**REQUIREMENT:**
Collect every line that includes the string "title".

**RAW DATA:**

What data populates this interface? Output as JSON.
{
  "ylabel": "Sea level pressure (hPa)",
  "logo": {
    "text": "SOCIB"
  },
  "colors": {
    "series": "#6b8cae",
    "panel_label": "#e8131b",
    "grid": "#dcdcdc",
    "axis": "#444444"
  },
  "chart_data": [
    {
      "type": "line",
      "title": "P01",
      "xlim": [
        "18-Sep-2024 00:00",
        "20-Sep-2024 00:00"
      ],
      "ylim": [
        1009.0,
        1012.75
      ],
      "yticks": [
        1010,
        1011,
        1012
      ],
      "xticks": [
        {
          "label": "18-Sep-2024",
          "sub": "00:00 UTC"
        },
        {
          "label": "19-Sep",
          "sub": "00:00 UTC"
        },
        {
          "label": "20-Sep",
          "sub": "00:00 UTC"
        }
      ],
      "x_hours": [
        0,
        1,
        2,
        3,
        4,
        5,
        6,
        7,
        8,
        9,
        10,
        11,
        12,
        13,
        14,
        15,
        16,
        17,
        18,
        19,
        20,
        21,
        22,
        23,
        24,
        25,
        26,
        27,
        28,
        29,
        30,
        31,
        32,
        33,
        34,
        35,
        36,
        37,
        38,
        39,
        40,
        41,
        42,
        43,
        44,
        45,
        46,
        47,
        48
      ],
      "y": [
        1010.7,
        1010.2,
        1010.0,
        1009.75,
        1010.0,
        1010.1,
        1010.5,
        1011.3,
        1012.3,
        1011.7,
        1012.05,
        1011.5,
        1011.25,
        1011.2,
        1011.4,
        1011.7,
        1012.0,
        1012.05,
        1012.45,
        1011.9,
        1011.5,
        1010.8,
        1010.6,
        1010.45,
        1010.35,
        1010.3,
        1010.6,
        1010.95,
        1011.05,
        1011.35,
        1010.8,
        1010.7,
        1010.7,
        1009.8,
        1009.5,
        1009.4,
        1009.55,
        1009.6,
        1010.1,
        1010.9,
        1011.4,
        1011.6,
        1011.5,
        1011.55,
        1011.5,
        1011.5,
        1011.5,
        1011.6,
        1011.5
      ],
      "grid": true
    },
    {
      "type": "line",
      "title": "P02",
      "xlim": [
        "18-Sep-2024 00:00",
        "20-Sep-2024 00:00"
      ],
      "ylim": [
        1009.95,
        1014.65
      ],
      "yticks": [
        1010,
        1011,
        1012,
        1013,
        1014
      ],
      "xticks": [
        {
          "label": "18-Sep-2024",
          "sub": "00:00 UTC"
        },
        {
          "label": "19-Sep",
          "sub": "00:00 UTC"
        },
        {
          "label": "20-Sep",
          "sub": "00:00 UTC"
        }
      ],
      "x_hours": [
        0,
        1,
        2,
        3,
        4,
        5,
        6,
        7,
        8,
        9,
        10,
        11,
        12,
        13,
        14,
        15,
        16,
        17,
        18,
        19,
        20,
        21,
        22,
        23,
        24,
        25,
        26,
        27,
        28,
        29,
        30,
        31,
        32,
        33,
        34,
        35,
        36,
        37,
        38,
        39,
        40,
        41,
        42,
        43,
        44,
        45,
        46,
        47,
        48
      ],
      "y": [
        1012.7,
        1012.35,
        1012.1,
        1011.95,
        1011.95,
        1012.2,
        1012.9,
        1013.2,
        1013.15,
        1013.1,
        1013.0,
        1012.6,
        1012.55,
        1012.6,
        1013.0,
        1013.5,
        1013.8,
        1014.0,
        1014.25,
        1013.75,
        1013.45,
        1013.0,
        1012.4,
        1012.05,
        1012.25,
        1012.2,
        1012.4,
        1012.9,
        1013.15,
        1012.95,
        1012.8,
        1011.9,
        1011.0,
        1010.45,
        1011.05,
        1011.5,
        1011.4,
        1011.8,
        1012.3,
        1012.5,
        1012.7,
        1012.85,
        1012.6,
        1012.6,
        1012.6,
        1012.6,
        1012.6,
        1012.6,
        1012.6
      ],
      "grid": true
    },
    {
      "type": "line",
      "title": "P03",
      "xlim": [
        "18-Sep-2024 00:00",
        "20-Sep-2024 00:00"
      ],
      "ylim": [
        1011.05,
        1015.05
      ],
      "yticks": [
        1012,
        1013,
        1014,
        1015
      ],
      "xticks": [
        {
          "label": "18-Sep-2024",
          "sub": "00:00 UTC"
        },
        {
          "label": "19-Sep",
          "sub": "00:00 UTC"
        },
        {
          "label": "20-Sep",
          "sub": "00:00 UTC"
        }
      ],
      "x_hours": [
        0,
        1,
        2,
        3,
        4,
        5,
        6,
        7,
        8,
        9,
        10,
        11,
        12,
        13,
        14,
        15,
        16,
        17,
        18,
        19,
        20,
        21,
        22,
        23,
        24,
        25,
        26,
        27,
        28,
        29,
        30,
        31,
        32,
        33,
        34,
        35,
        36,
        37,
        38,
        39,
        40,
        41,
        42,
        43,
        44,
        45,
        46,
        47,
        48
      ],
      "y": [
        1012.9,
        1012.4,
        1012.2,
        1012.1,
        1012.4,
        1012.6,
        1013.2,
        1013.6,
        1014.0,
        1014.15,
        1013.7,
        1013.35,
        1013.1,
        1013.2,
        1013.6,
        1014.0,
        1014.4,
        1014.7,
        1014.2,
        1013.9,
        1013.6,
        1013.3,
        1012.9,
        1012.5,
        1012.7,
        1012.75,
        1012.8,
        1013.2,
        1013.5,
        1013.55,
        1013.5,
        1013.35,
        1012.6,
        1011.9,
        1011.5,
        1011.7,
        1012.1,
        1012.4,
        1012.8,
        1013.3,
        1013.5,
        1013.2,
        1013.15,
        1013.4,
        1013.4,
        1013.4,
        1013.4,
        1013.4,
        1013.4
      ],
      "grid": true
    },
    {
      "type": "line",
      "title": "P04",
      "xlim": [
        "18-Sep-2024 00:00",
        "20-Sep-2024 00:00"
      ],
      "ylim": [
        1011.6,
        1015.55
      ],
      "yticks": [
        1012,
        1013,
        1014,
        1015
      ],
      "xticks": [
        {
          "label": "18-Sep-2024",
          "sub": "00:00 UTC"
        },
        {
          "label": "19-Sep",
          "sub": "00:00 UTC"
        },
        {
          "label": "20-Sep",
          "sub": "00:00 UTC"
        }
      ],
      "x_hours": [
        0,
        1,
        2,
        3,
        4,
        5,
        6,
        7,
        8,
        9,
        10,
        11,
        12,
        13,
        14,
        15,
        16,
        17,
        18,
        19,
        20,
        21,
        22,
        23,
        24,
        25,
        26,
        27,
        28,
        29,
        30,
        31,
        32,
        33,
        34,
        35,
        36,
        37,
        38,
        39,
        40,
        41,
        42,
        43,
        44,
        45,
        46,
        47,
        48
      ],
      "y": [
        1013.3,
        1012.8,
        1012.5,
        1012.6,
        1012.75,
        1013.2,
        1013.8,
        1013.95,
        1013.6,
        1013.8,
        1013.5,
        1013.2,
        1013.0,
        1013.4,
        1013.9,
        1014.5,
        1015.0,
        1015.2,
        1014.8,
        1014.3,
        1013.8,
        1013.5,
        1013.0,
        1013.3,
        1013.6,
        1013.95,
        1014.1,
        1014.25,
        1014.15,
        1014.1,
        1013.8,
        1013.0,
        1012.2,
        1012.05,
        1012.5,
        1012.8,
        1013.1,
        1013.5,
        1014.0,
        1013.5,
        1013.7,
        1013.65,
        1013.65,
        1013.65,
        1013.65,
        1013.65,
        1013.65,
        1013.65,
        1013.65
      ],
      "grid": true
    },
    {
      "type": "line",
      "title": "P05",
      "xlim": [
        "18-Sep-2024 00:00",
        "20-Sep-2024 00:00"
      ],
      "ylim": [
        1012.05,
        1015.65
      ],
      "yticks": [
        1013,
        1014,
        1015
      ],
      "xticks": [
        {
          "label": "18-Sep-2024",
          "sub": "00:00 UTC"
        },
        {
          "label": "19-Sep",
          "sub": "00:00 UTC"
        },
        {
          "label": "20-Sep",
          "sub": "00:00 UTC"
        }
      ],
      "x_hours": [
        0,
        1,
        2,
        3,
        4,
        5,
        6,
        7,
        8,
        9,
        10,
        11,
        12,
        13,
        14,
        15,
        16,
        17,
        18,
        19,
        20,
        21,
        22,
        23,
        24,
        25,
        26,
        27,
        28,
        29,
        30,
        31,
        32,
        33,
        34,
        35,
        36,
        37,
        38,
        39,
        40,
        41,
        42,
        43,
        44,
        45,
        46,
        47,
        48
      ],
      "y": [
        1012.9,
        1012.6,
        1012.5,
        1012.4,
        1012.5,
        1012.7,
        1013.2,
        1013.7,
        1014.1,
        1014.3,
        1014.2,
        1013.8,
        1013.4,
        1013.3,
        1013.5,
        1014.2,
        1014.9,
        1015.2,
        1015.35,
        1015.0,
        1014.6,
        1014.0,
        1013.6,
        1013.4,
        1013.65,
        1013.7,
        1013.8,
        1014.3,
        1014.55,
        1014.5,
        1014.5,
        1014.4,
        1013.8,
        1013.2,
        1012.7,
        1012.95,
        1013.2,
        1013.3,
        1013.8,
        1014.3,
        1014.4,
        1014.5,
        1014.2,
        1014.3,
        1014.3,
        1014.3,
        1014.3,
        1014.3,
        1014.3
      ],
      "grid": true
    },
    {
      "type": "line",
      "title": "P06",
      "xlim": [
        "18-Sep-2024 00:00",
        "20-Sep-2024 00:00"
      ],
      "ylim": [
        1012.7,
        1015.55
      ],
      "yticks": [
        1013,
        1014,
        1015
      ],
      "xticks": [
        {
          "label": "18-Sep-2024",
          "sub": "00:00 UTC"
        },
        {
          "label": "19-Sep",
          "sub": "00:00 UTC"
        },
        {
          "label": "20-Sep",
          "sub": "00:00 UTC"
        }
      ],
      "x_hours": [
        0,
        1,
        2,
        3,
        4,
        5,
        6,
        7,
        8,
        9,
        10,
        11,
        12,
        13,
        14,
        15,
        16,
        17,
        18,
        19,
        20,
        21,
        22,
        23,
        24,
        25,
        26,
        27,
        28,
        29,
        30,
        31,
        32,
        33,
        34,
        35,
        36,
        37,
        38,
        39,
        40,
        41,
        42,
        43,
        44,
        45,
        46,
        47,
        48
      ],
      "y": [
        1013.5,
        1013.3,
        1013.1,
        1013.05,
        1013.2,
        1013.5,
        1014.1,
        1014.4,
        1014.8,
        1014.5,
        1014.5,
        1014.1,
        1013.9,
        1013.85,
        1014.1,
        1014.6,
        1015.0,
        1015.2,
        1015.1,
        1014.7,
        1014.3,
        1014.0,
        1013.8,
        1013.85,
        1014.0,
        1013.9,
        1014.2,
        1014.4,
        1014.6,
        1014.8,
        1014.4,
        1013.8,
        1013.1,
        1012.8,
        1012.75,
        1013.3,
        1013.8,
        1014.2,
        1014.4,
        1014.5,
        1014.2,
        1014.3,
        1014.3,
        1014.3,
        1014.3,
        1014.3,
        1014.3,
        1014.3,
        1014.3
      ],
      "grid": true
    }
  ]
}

**WRITTEN SOLUTION:**
      "title": "P01",
      "title": "P02",
      "title": "P03",
      "title": "P04",
      "title": "P05",
      "title": "P06",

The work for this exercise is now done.